● **Problem statement**
In the records below, find the line with "Extract all readable text from this page." and repeat it and every line after it, exactly, without any pictures.

● **Data to process**

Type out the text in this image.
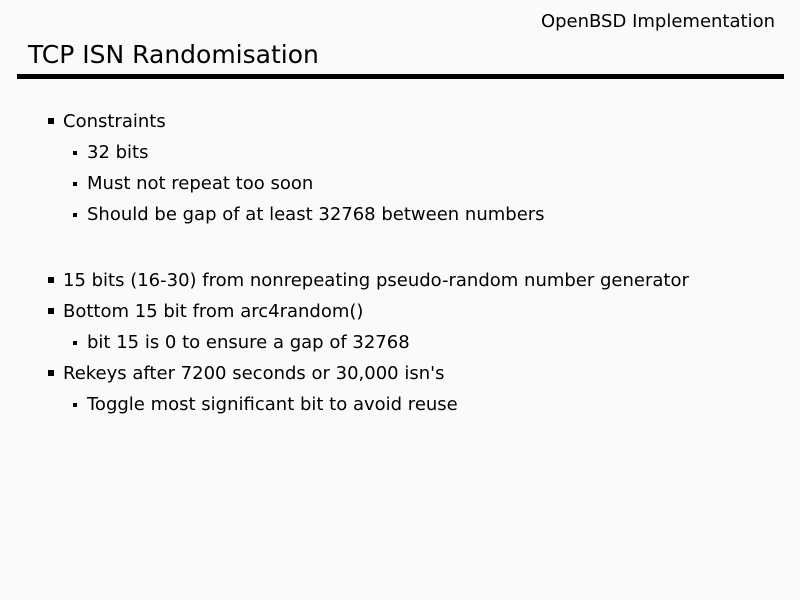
OpenBSD Implementation
TCP ISN Randomisation
Constraints
32 bits
Must not repeat too soon
Should be gap of at least 32768 between numbers
15 bits (16-30) from nonrepeating pseudo-random number generator
Bottom 15 bit from arc4random()
bit 15 is 0 to ensure a gap of 32768
Rekeys after 7200 seconds or 30,000 isn's
Toggle most significant bit to avoid reuse
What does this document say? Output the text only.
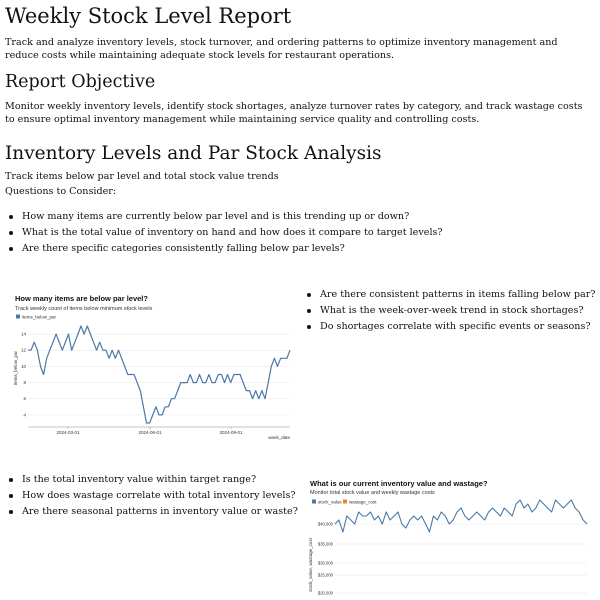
Weekly Stock Level Report
Track and analyze inventory levels, stock turnover, and ordering patterns to optimize inventory management and reduce costs while maintaining adequate stock levels for restaurant operations.
Report Objective
Monitor weekly inventory levels, identify stock shortages, analyze turnover rates by category, and track wastage costs to ensure optimal inventory management while maintaining service quality and controlling costs.
Inventory Levels and Par Stock Analysis
Track items below par level and total stock value trends
Questions to Consider:
How many items are currently below par level and is this trending up or down?
What is the total value of inventory on hand and how does it compare to target levels?
Are there specific categories consistently falling below par levels?
How many items are below par level?
Track weekly count of items below minimum stock levels
items_below_par
items_below_par
week_date
4
6
8
10
12
14
2024-03-01	2024-06-01	2024-09-01
Are there consistent patterns in items falling below par?
What is the week-over-week trend in stock shortages?
Do shortages correlate with specific events or seasons?
Is the total inventory value within target range?
How does wastage correlate with total inventory levels?
Are there seasonal patterns in inventory value or waste?
What is our current inventory value and wastage?
Monitor total stock value and weekly wastage costs
stock_value wastage_cost
stock_value, wastage_cost
$40,000
$35,000
$30,000
$25,000
$20,000
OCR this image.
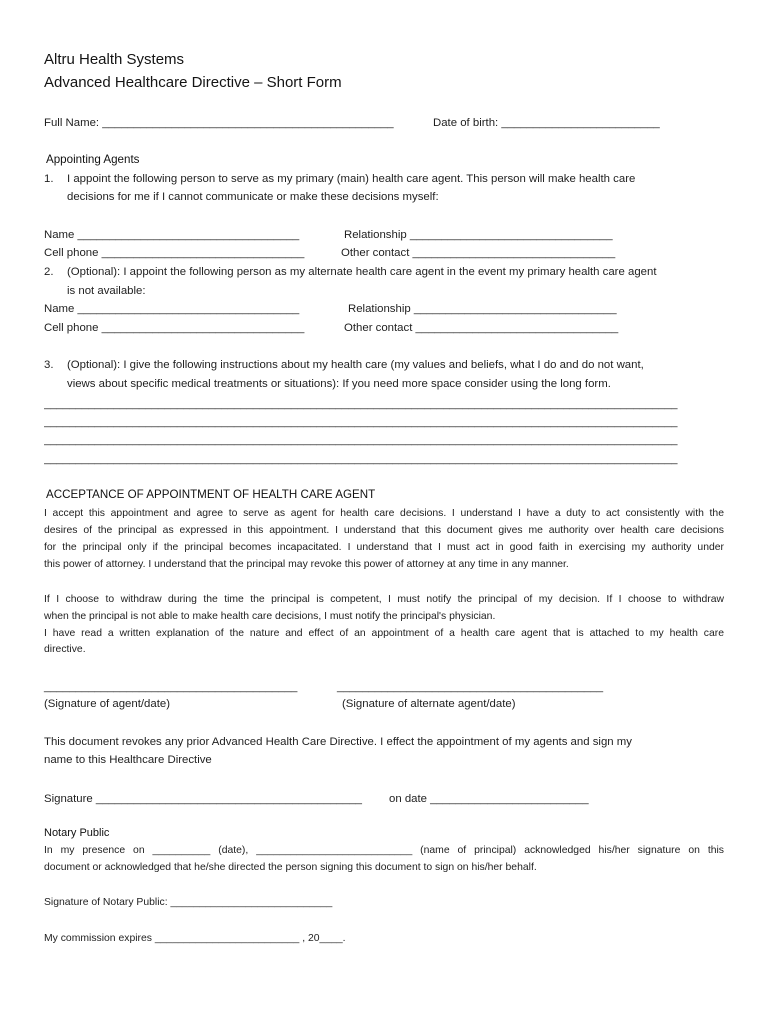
Altru Health Systems
Advanced Healthcare Directive – Short Form
Full Name: ______________________________________________	Date of birth: _________________________
Appointing Agents
1. I appoint the following person to serve as my primary (main) health care agent. This person will make health care
decisions for me if I cannot communicate or make these decisions myself:
Name ___________________________________	Relationship ________________________________
Cell phone ________________________________	Other contact ________________________________
2. (Optional): I appoint the following person as my alternate health care agent in the event my primary health care agent
is not available:
Name ___________________________________	Relationship ________________________________
Cell phone ________________________________	Other contact ________________________________
3. (Optional): I give the following instructions about my health care (my values and beliefs, what I do and do not want,
views about specific medical treatments or situations): If you need more space consider using the long form.
____________________________________________________________________________________________________
____________________________________________________________________________________________________
____________________________________________________________________________________________________
____________________________________________________________________________________________________
ACCEPTANCE OF APPOINTMENT OF HEALTH CARE AGENT
I accept this appointment and agree to serve as agent for health care decisions. I understand I have a duty to act consistently with the
desires of the principal as expressed in this appointment. I understand that this document gives me authority over health care decisions
for the principal only if the principal becomes incapacitated. I understand that I must act in good faith in exercising my authority under
this power of attorney. I understand that the principal may revoke this power of attorney at any time in any manner.
If I choose to withdraw during the time the principal is competent, I must notify the principal of my decision. If I choose to withdraw
when the principal is not able to make health care decisions, I must notify the principal's physician.
I have read a written explanation of the nature and effect of an appointment of a health care agent that is attached to my health care
directive.
________________________________________	__________________________________________
(Signature of agent/date)	(Signature of alternate agent/date)
This document revokes any prior Advanced Health Care Directive. I effect the appointment of my agents and sign my
name to this Healthcare Directive
Signature __________________________________________ on date _________________________
Notary Public
In my presence on __________ (date), ___________________________ (name of principal) acknowledged his/her signature on this
document or acknowledged that he/she directed the person signing this document to sign on his/her behalf.
Signature of Notary Public: ____________________________
My commission expires _________________________ , 20____.
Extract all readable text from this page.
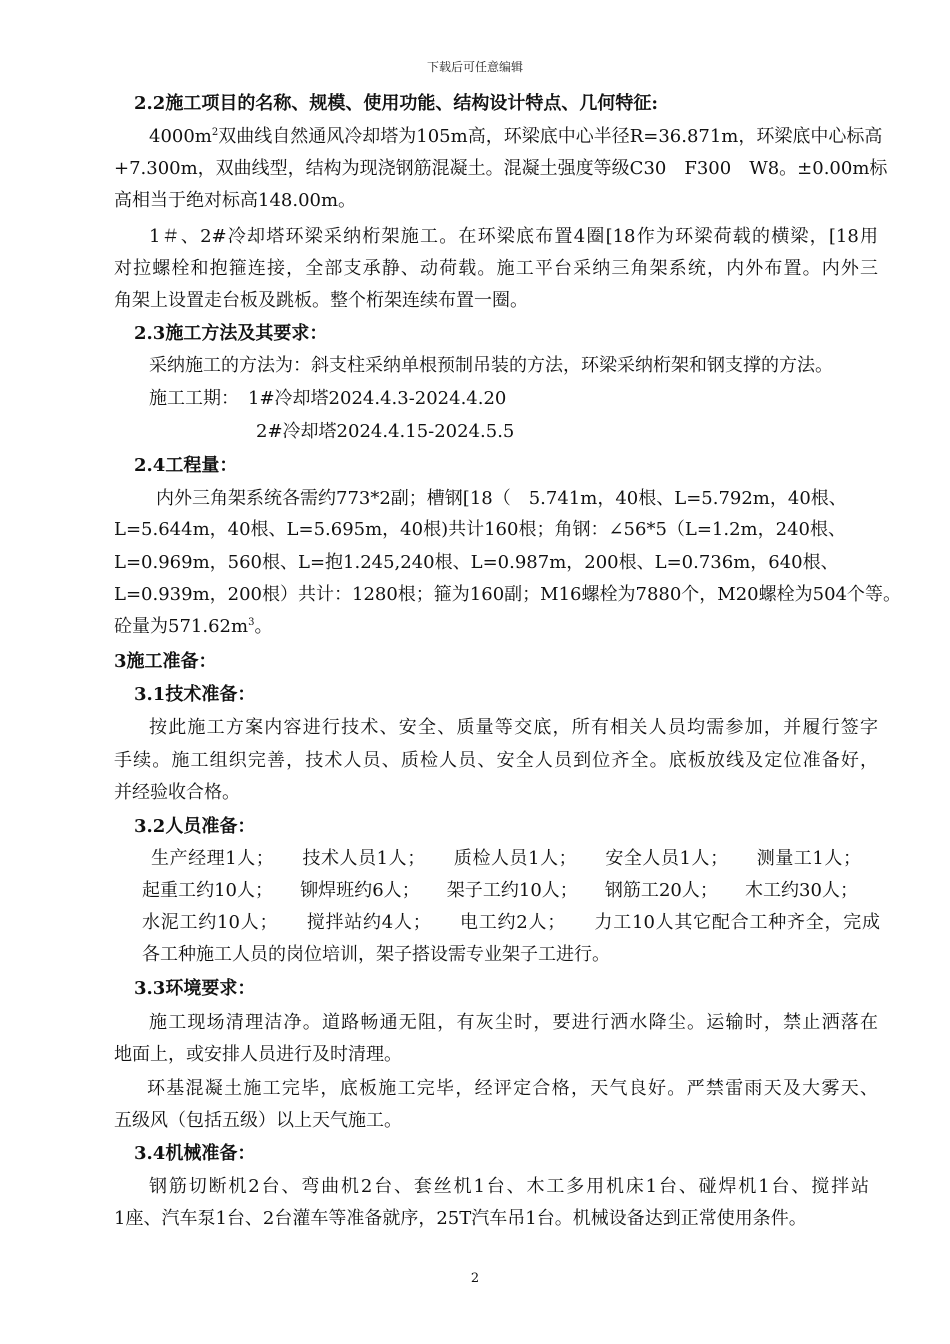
下载后可任意编辑
2.2施工项目的名称、规模、使用功能、结构设计特点、几何特征:
$4000m^2$双曲线自然通风冷却塔为105m高，环梁底中心半径R=36.871m，环梁底中心标高
+7.300m，双曲线型，结构为现浇钢筋混凝土。混凝土强度等级C30　F300　W8。±0.00m标
高相当于绝对标高148.00m。
1＃、2#冷却塔环梁采纳桁架施工。在环梁底布置4圈[18作为环梁荷载的横梁，[18用
对拉螺栓和抱箍连接，全部支承静、动荷载。施工平台采纳三角架系统，内外布置。内外三
角架上设置走台板及跳板。整个桁架连续布置一圈。
2.3施工方法及其要求：
采纳施工的方法为：斜支柱采纳单根预制吊装的方法，环梁采纳桁架和钢支撑的方法。
施工工期：　1#冷却塔2024.4.3-2024.4.20
2#冷却塔2024.4.15-2024.5.5
2.4工程量：
内外三角架系统各需约773*2副；槽钢[18（　5.741m，40根、L=5.792m，40根、
L=5.644m，40根、L=5.695m，40根)共计160根；角钢：∠56*5（L=1.2m，240根、
L=0.969m，560根、L=抱1.245,240根、L=0.987m，200根、L=0.736m，640根、
L=0.939m，200根）共计：1280根；箍为160副；M16螺栓为7880个，M20螺栓为504个等。
砼量为$571.62m^3$。
3施工准备：
3.1技术准备：
按此施工方案内容进行技术、安全、质量等交底，所有相关人员均需参加，并履行签字
手续。施工组织完善，技术人员、质检人员、安全人员到位齐全。底板放线及定位准备好，
并经验收合格。
3.2人员准备：
生产经理1人；　　技术人员1人；　　质检人员1人；　　安全人员1人；　　测量工1人；
起重工约10人；　　铆焊班约6人；　　架子工约10人；　　钢筋工20人；　　木工约30人；
水泥工约10人；　　搅拌站约4人；　　电工约2人；　　力工10人其它配合工种齐全，完成
各工种施工人员的岗位培训，架子搭设需专业架子工进行。
3.3环境要求：
施工现场清理洁净。道路畅通无阻，有灰尘时，要进行洒水降尘。运输时，禁止洒落在
地面上，或安排人员进行及时清理。
环基混凝土施工完毕，底板施工完毕，经评定合格，天气良好。严禁雷雨天及大雾天、
五级风（包括五级）以上天气施工。
3.4机械准备：
钢筋切断机2台、弯曲机2台、套丝机1台、木工多用机床1台、碰焊机1台、搅拌站
1座、汽车泵1台、2台灌车等准备就序，25T汽车吊1台。机械设备达到正常使用条件。
2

● **Reply to the task**
Extract all readable text from this page.
下载后可任意编辑
2.2施工项目的名称、规模、使用功能、结构设计特点、几何特征:
$4000m^2$双曲线自然通风冷却塔为105m高，环梁底中心半径R=36.871m，环梁底中心标高
+7.300m，双曲线型，结构为现浇钢筋混凝土。混凝土强度等级C30　F300　W8。±0.00m标
高相当于绝对标高148.00m。
1＃、2#冷却塔环梁采纳桁架施工。在环梁底布置4圈[18作为环梁荷载的横梁，[18用
对拉螺栓和抱箍连接，全部支承静、动荷载。施工平台采纳三角架系统，内外布置。内外三
角架上设置走台板及跳板。整个桁架连续布置一圈。
2.3施工方法及其要求：
采纳施工的方法为：斜支柱采纳单根预制吊装的方法，环梁采纳桁架和钢支撑的方法。
施工工期：　1#冷却塔2024.4.3-2024.4.20
2#冷却塔2024.4.15-2024.5.5
2.4工程量：
内外三角架系统各需约773*2副；槽钢[18（　5.741m，40根、L=5.792m，40根、
L=5.644m，40根、L=5.695m，40根)共计160根；角钢：∠56*5（L=1.2m，240根、
L=0.969m，560根、L=抱1.245,240根、L=0.987m，200根、L=0.736m，640根、
L=0.939m，200根）共计：1280根；箍为160副；M16螺栓为7880个，M20螺栓为504个等。
砼量为$571.62m^3$。
3施工准备：
3.1技术准备：
按此施工方案内容进行技术、安全、质量等交底，所有相关人员均需参加，并履行签字
手续。施工组织完善，技术人员、质检人员、安全人员到位齐全。底板放线及定位准备好，
并经验收合格。
3.2人员准备：
生产经理1人；　　技术人员1人；　　质检人员1人；　　安全人员1人；　　测量工1人；
起重工约10人；　　铆焊班约6人；　　架子工约10人；　　钢筋工20人；　　木工约30人；
水泥工约10人；　　搅拌站约4人；　　电工约2人；　　力工10人其它配合工种齐全，完成
各工种施工人员的岗位培训，架子搭设需专业架子工进行。
3.3环境要求：
施工现场清理洁净。道路畅通无阻，有灰尘时，要进行洒水降尘。运输时，禁止洒落在
地面上，或安排人员进行及时清理。
环基混凝土施工完毕，底板施工完毕，经评定合格，天气良好。严禁雷雨天及大雾天、
五级风（包括五级）以上天气施工。
3.4机械准备：
钢筋切断机2台、弯曲机2台、套丝机1台、木工多用机床1台、碰焊机1台、搅拌站
1座、汽车泵1台、2台灌车等准备就序，25T汽车吊1台。机械设备达到正常使用条件。
2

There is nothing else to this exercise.